Every line of the data that contains the string "Colaborativo" must be copied.
════════════════════
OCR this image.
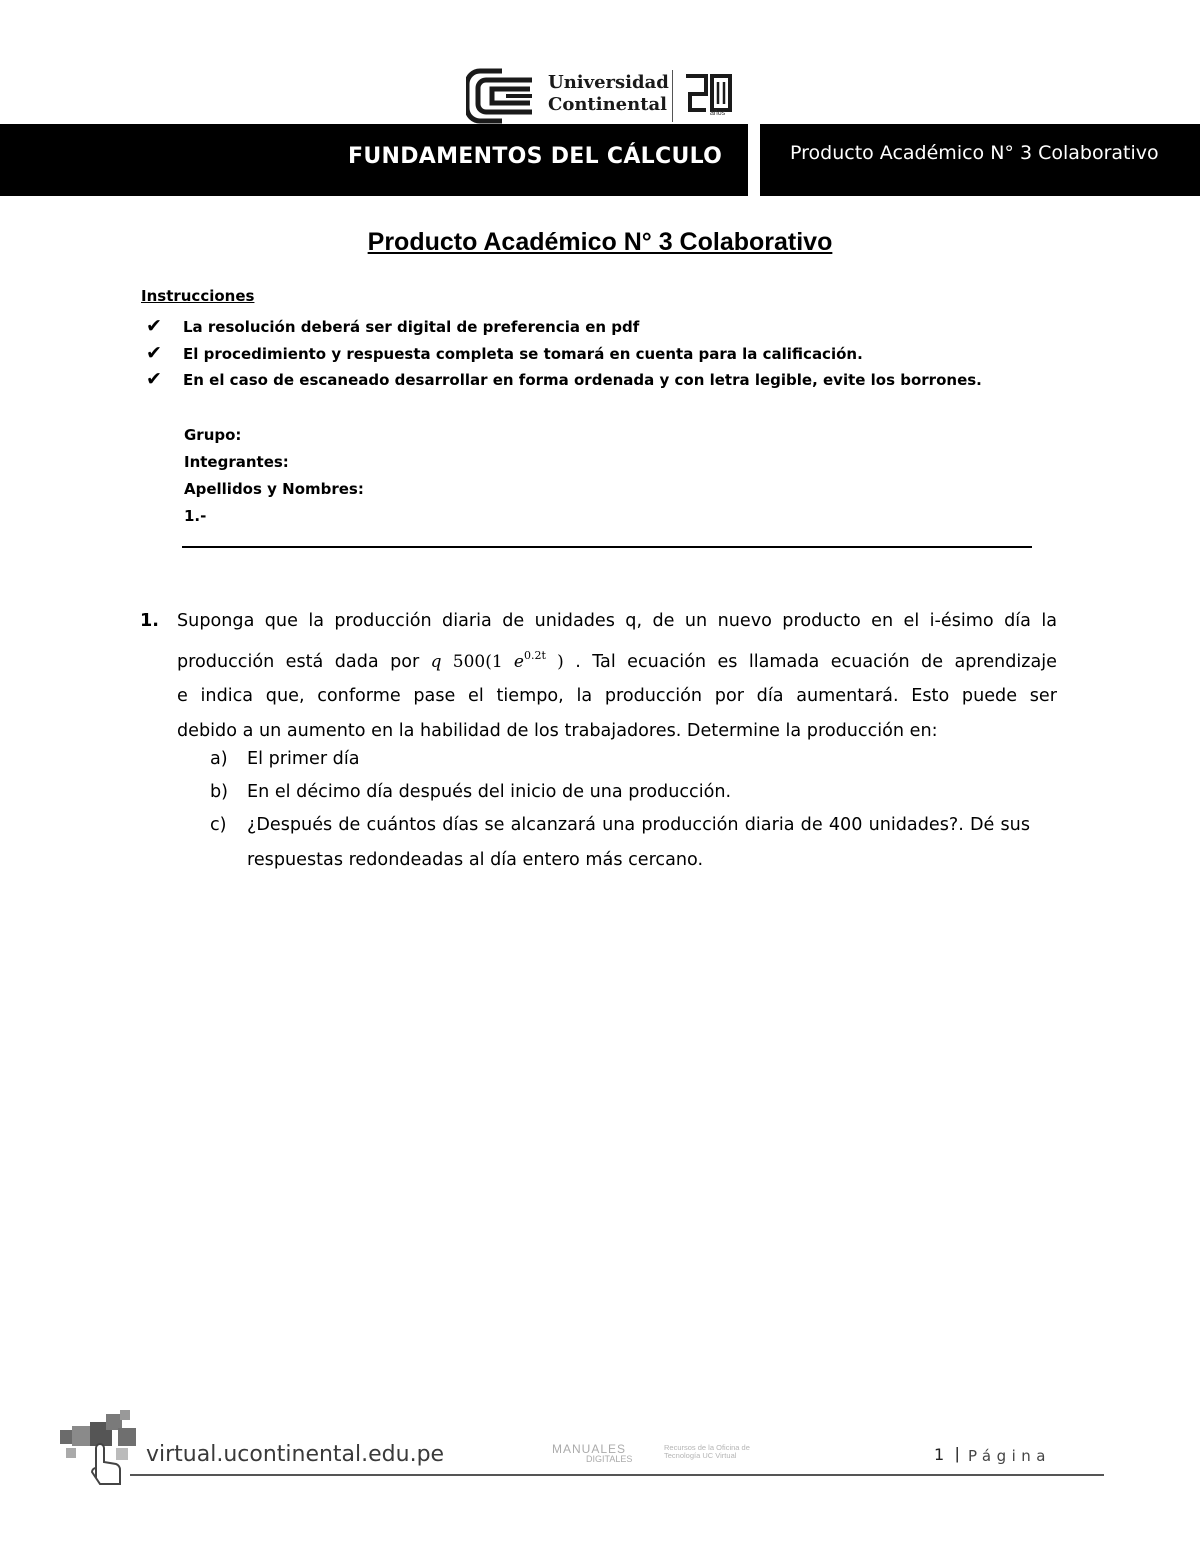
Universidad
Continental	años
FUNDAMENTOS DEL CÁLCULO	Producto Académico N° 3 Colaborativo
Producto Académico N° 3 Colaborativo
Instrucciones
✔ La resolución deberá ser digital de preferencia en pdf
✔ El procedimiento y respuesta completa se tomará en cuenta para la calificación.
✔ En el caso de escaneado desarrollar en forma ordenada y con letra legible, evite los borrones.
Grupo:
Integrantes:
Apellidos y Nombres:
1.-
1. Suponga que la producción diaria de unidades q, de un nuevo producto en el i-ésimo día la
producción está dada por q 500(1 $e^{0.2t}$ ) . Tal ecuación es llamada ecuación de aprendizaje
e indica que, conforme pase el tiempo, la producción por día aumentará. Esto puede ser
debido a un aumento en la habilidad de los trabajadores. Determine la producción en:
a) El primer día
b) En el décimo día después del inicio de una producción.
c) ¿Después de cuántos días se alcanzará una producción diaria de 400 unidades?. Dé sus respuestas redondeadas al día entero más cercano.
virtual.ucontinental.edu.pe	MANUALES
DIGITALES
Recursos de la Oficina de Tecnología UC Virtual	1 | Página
════════════════════
▶ _Written answer_:
FUNDAMENTOS DEL CÁLCULO	Producto Académico N° 3 Colaborativo
Producto Académico N° 3 Colaborativo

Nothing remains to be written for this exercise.